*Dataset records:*
"""
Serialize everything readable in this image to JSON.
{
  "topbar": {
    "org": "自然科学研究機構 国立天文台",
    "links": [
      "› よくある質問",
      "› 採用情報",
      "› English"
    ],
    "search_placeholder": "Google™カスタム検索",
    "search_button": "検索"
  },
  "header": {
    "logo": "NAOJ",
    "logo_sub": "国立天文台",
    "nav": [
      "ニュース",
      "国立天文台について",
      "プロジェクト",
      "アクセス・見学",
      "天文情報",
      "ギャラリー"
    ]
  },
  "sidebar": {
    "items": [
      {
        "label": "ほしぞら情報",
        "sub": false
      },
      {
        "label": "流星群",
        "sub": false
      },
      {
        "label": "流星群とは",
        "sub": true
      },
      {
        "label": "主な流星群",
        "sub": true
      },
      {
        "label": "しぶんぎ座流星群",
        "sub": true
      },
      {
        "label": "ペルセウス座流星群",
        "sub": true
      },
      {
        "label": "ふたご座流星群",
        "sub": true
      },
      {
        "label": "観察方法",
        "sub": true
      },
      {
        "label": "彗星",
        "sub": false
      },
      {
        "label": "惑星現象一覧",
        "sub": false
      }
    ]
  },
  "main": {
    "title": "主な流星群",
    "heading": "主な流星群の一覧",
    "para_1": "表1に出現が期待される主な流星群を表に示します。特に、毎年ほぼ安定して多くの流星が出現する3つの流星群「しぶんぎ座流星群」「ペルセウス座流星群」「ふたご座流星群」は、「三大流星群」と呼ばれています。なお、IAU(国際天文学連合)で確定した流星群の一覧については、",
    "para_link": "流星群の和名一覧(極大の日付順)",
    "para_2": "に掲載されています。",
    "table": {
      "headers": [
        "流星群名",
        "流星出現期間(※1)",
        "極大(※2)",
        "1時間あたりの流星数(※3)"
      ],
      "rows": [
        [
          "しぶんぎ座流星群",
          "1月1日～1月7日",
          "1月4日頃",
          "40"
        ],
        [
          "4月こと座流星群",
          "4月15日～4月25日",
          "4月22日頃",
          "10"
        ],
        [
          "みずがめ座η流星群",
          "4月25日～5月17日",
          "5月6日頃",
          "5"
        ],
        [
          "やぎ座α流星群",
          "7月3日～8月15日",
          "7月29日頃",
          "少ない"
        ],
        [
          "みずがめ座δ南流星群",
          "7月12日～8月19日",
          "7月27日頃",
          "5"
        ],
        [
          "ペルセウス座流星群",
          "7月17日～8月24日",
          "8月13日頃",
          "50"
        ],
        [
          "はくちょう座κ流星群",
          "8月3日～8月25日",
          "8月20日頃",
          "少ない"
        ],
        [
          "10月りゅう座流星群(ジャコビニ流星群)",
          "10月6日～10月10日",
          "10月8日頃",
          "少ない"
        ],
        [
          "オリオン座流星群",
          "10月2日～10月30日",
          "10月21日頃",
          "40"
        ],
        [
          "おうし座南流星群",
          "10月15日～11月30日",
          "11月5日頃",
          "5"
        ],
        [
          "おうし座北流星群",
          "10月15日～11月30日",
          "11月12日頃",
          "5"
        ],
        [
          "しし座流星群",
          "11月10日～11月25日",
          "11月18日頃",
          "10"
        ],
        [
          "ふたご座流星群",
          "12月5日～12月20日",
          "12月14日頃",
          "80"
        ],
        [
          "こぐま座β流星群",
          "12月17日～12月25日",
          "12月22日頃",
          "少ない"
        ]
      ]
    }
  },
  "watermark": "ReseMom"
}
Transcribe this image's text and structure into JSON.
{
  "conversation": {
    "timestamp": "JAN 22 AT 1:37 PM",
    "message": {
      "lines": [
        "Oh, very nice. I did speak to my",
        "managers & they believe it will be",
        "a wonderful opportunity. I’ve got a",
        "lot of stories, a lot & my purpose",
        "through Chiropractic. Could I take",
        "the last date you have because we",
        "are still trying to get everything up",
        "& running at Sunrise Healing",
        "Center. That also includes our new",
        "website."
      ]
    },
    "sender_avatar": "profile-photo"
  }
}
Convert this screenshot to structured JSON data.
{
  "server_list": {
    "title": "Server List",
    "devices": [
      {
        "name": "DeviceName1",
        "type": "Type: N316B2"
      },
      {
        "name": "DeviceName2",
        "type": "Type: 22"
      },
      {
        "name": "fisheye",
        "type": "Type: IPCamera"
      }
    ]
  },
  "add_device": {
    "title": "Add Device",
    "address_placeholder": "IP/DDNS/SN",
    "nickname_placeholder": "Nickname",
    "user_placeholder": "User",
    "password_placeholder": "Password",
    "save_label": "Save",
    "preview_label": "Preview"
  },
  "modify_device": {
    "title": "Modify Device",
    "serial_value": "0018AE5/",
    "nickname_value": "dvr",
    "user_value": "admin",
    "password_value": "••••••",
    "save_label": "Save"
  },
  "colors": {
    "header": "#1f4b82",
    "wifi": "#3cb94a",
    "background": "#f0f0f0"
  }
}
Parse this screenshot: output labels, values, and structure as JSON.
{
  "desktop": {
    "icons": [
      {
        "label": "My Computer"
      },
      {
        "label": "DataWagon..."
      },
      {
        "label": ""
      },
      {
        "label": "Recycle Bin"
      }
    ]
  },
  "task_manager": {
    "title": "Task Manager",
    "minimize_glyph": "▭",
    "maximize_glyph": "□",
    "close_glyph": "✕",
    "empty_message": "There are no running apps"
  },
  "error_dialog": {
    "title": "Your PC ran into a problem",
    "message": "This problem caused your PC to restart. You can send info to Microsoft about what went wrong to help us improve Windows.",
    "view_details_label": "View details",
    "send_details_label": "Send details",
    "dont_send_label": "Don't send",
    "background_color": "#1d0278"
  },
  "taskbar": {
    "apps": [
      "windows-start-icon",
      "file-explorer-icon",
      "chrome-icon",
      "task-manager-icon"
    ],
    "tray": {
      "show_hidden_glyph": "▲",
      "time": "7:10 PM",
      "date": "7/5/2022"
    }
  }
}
"""
*EXERCISE GOAL:* Report all lines of the data above that include the string "image".

*SOLVED EXERCISE:*
Serialize everything readable in this image to JSON.
Transcribe this image's text and structure into JSON.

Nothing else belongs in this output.